## Exercise
Below are records; work out how many of their lines hold the string "screenshot" and give that number alone.

++++ Data supplied

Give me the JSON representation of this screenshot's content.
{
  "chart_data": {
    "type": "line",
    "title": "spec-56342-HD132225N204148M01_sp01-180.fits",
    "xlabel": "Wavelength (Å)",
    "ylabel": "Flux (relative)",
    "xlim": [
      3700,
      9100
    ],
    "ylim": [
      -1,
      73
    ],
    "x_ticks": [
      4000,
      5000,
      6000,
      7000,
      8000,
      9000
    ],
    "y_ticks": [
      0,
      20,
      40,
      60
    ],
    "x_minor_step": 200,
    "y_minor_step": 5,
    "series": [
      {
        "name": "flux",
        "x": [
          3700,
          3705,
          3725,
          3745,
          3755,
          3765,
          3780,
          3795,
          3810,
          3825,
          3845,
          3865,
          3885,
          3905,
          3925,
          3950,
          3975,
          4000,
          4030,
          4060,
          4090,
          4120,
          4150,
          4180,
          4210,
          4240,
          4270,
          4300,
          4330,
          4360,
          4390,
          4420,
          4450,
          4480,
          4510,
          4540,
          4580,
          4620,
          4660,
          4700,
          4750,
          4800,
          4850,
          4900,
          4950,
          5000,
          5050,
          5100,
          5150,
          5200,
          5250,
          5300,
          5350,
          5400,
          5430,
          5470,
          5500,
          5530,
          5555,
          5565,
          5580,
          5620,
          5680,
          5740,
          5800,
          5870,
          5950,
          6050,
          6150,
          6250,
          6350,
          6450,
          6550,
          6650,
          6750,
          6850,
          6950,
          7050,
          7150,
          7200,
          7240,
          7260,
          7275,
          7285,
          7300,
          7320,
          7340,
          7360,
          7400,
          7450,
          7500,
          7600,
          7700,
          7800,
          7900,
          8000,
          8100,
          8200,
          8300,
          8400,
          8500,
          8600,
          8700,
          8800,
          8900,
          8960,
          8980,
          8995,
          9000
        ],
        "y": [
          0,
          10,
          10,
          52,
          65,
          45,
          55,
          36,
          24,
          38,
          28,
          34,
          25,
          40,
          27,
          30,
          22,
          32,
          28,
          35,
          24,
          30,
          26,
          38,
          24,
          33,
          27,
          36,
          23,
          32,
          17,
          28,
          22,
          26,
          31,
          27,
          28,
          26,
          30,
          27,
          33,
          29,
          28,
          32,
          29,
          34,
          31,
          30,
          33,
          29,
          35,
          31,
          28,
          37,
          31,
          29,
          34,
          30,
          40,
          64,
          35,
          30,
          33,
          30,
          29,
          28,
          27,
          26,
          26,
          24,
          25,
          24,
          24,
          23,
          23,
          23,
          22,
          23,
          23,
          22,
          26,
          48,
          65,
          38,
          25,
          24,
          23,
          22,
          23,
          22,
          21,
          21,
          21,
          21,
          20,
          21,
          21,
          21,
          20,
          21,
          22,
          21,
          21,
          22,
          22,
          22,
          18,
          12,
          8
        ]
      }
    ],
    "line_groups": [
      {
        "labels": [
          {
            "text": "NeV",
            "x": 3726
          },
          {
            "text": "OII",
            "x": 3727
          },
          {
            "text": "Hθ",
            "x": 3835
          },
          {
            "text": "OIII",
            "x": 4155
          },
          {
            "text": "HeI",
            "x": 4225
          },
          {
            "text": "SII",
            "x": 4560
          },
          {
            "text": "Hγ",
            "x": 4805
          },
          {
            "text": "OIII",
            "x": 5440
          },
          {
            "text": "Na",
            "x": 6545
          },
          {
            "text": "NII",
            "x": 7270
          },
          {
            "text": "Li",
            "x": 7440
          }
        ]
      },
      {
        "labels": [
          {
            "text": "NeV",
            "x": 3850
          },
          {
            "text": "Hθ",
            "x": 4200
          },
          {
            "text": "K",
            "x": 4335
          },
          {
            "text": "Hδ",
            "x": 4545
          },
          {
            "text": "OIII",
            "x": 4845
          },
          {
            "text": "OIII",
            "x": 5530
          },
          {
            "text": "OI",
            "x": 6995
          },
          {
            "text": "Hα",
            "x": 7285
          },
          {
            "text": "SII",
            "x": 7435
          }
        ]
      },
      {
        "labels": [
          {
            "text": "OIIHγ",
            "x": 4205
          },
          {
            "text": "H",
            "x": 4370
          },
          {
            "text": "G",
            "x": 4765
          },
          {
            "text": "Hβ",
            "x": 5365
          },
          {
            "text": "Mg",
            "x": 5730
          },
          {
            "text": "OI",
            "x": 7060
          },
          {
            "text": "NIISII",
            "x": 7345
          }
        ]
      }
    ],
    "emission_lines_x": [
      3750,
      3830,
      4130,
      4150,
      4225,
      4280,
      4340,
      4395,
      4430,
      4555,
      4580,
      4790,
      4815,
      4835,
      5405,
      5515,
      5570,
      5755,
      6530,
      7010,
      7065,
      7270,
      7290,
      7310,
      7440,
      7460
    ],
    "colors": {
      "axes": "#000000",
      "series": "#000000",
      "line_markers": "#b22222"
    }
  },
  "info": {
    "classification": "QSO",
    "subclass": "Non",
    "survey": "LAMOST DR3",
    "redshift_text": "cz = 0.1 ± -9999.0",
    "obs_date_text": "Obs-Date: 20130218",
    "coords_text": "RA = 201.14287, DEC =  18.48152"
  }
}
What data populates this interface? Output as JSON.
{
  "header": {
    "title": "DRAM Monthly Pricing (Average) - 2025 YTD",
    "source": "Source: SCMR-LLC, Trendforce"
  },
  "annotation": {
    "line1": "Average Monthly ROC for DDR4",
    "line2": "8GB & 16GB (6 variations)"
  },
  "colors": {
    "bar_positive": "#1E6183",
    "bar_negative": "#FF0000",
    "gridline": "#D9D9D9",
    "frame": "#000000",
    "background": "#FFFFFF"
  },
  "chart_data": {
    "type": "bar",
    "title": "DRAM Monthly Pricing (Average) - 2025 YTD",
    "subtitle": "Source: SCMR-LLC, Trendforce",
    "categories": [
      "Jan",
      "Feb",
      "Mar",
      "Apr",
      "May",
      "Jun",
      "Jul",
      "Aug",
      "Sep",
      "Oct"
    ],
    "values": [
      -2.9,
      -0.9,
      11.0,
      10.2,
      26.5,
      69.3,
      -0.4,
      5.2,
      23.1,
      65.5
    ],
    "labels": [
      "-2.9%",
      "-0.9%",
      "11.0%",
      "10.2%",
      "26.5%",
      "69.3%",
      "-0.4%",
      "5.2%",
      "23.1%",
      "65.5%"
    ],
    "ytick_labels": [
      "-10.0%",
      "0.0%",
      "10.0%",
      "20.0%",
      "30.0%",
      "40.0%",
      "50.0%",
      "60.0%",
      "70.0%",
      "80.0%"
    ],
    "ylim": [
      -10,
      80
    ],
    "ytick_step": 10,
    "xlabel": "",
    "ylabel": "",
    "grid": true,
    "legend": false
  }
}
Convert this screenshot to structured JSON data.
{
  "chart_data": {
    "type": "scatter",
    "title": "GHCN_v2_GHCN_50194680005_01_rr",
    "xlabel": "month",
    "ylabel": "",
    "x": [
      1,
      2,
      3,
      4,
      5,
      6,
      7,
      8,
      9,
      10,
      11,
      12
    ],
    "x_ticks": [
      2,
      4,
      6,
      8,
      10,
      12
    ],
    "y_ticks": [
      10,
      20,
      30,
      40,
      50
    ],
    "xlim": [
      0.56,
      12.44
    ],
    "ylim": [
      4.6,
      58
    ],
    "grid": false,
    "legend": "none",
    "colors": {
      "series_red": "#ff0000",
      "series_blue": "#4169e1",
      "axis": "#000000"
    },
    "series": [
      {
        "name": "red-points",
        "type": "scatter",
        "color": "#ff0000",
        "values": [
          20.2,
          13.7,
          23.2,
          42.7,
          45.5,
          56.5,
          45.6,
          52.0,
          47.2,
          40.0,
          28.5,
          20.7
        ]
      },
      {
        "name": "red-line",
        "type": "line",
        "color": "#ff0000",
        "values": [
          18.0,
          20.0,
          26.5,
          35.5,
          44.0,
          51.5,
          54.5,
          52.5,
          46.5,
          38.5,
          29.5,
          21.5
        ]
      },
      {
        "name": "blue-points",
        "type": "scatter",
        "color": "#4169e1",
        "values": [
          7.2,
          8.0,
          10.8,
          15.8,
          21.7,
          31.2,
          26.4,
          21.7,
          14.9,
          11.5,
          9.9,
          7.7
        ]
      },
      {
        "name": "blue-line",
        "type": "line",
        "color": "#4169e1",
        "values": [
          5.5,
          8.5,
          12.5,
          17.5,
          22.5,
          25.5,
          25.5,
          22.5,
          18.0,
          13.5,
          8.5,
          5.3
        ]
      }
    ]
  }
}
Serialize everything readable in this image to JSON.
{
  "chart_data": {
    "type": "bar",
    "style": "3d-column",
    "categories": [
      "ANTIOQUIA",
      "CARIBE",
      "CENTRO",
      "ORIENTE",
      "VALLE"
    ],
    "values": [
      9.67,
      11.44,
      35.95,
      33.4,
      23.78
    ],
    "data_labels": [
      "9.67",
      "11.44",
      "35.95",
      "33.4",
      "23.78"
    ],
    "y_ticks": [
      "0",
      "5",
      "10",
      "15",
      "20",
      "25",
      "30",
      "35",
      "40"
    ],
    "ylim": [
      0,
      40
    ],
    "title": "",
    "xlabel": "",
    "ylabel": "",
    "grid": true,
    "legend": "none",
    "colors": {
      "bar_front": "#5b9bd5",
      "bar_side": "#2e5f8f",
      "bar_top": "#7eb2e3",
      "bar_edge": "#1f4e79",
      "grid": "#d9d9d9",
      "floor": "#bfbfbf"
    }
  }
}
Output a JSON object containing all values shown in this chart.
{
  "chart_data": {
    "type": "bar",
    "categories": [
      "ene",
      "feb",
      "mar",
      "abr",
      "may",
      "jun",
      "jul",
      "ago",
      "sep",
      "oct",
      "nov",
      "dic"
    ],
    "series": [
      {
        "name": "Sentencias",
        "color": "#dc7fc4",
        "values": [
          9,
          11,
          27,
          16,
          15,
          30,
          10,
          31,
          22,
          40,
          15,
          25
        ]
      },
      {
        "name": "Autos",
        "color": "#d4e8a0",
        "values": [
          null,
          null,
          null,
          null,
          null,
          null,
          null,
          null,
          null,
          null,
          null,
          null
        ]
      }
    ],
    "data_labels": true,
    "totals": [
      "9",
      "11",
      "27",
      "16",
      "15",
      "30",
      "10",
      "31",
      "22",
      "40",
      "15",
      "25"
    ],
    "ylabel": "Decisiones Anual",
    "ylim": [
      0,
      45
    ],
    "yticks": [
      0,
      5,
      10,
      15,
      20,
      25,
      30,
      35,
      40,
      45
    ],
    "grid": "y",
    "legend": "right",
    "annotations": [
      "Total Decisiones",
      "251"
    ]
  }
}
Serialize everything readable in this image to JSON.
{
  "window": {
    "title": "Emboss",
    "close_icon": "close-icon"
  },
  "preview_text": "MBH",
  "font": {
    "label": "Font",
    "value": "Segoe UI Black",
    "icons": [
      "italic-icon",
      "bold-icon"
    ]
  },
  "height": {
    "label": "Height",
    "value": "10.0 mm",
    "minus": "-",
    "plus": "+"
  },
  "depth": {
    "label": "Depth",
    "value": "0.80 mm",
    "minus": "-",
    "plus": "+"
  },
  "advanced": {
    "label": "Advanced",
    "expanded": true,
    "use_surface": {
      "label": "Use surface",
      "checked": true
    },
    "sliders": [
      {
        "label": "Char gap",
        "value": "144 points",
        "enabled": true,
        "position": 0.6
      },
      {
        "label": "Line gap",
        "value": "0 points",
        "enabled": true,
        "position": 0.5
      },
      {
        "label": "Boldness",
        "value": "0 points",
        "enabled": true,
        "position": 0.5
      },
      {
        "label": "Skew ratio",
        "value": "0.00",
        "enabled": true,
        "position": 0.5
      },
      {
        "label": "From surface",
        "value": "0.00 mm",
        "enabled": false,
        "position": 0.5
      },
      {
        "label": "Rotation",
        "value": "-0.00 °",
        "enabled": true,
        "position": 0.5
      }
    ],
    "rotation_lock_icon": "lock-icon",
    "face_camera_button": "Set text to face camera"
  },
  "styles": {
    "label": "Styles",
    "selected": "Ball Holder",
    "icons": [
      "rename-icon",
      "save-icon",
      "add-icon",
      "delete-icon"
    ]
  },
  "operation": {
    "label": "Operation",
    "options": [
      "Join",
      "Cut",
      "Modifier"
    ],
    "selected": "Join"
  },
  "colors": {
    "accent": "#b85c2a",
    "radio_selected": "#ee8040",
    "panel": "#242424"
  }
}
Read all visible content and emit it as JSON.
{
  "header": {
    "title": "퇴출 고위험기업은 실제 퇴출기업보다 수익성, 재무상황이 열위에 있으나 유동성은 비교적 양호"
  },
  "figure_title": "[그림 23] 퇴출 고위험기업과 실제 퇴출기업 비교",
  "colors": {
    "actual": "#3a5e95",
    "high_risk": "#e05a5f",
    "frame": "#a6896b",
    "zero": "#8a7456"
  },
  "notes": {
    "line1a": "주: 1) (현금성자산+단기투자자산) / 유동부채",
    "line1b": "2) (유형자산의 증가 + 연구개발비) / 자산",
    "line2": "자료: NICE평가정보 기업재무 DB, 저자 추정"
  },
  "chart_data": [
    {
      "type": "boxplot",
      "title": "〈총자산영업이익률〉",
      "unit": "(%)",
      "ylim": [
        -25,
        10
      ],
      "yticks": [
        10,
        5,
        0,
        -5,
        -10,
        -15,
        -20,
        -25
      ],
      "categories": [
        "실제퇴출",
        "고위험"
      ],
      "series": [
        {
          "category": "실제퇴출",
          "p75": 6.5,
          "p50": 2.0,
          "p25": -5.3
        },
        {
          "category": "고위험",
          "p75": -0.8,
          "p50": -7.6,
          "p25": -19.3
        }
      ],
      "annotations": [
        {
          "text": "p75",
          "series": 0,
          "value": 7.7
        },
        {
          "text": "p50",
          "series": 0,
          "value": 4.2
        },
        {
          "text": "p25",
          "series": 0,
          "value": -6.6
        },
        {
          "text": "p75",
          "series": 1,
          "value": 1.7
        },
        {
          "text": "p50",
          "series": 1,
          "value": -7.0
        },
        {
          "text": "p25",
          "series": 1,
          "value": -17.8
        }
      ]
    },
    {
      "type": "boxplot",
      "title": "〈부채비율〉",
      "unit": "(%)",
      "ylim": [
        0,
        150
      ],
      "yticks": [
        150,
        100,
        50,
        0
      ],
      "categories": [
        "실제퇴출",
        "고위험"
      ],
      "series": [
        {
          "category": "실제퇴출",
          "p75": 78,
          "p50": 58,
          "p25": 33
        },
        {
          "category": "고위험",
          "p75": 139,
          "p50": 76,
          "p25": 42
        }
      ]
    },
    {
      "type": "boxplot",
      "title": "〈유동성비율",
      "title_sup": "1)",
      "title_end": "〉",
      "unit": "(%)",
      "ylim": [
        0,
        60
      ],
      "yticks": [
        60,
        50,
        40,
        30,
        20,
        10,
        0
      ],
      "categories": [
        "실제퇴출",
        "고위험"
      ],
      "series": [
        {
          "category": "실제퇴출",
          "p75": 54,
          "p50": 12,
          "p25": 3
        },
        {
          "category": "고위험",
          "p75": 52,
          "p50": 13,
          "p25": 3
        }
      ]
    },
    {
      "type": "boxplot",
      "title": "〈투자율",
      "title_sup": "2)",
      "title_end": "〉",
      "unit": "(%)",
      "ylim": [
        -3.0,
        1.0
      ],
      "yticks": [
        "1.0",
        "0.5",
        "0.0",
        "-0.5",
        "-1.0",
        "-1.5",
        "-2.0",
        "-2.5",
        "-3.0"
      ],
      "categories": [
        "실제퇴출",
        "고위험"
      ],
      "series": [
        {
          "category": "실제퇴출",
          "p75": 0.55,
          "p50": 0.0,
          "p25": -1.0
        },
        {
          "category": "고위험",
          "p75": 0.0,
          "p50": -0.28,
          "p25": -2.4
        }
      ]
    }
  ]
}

++++++++

## Output below
2